- **Task brief**:
Search the listing below for the string "nibh" and show each line that contains it.

- **Record list**:
────────────────────────────────────────

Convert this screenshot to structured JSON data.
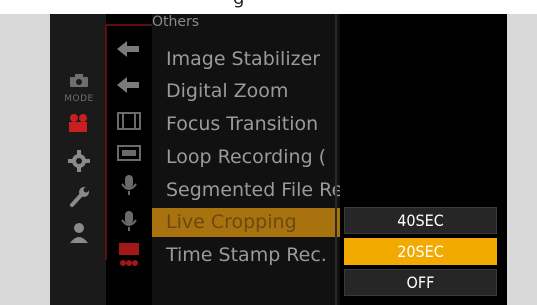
{
  "header": {
    "partial_title": "g"
  },
  "tabs": [
    {
      "name": "mode",
      "label": "MODE",
      "icon": "camera-icon"
    },
    {
      "name": "video",
      "icon": "video-camera-icon"
    },
    {
      "name": "custom",
      "icon": "gear-icon"
    },
    {
      "name": "setup",
      "icon": "wrench-icon"
    },
    {
      "name": "my-menu",
      "icon": "person-icon"
    }
  ],
  "menu": {
    "section_title": "Others",
    "items": [
      {
        "label": "Image Stabilizer"
      },
      {
        "label": "Digital Zoom"
      },
      {
        "label": "Focus Transition"
      },
      {
        "label": "Loop Recording ("
      },
      {
        "label": "Segmented File Re"
      },
      {
        "label": "Live Cropping",
        "selected": true
      },
      {
        "label": "Time Stamp Rec."
      }
    ]
  },
  "options": {
    "items": [
      {
        "label": "40SEC"
      },
      {
        "label": "20SEC",
        "selected": true
      },
      {
        "label": "OFF"
      }
    ]
  },
  "colors": {
    "highlight": "#f2a900",
    "selected_row": "#a8720f",
    "accent_red": "#c82020"
  }
}
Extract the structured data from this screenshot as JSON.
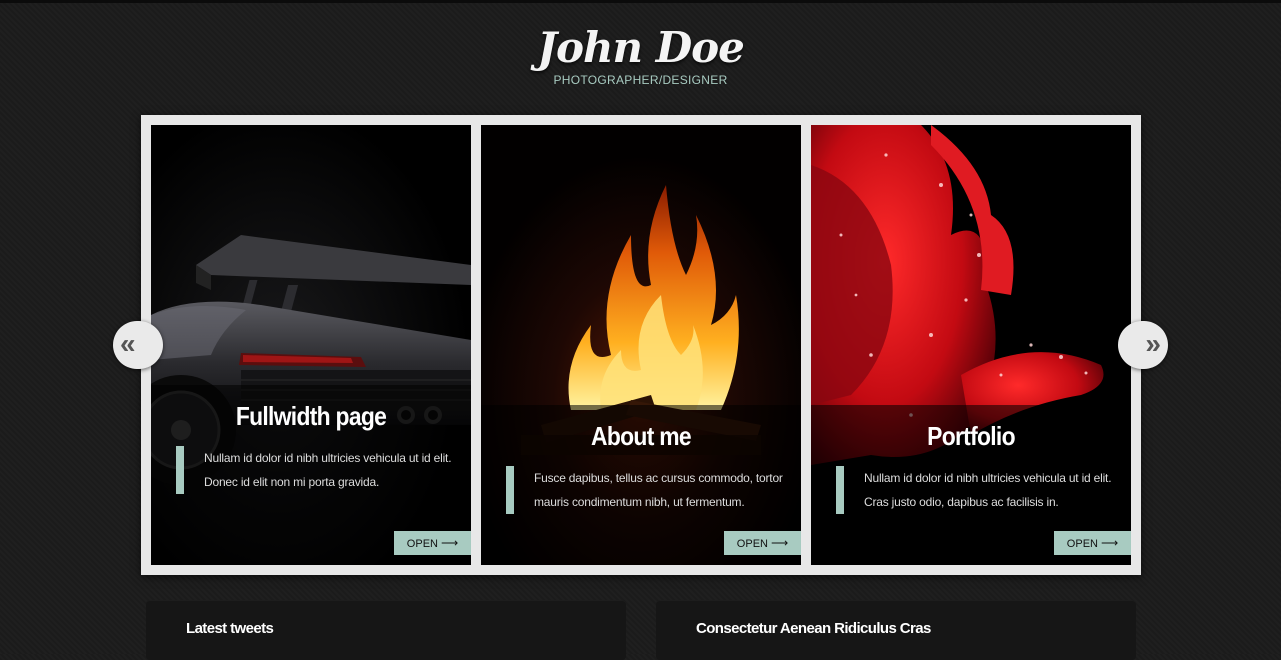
{
  "header": {
    "title": "John Doe",
    "subtitle": "PHOTOGRAPHER/DESIGNER"
  },
  "slider": {
    "prev_label": "«",
    "next_label": "»",
    "open_arrow": "⟶",
    "panels": [
      {
        "title": "Fullwidth page",
        "text": "Nullam id dolor id nibh ultricies vehicula ut id elit. Donec id elit non mi porta gravida.",
        "button": "OPEN",
        "image": "sports-car-rear-photo"
      },
      {
        "title": "About me",
        "text": "Fusce dapibus, tellus ac cursus commodo, tortor mauris condimentum nibh, ut fermentum.",
        "button": "OPEN",
        "image": "campfire-photo"
      },
      {
        "title": "Portfolio",
        "text": "Nullam id dolor id nibh ultricies vehicula ut id elit. Cras justo odio, dapibus ac facilisis in.",
        "button": "OPEN",
        "image": "red-rose-photo"
      }
    ]
  },
  "widgets": {
    "left_title": "Latest tweets",
    "right_title": "Consectetur Aenean Ridiculus Cras"
  },
  "colors": {
    "accent": "#a8cbc1",
    "background": "#1c1c1c",
    "frame": "#e8e8e8"
  }
}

────────────────────────────────────────

- **Finished answer**:
        "text": "Nullam id dolor id nibh ultricies vehicula ut id elit. Donec id elit non mi porta gravida.",
        "text": "Fusce dapibus, tellus ac cursus commodo, tortor mauris condimentum nibh, ut fermentum.",
        "text": "Nullam id dolor id nibh ultricies vehicula ut id elit. Cras justo odio, dapibus ac facilisis in.",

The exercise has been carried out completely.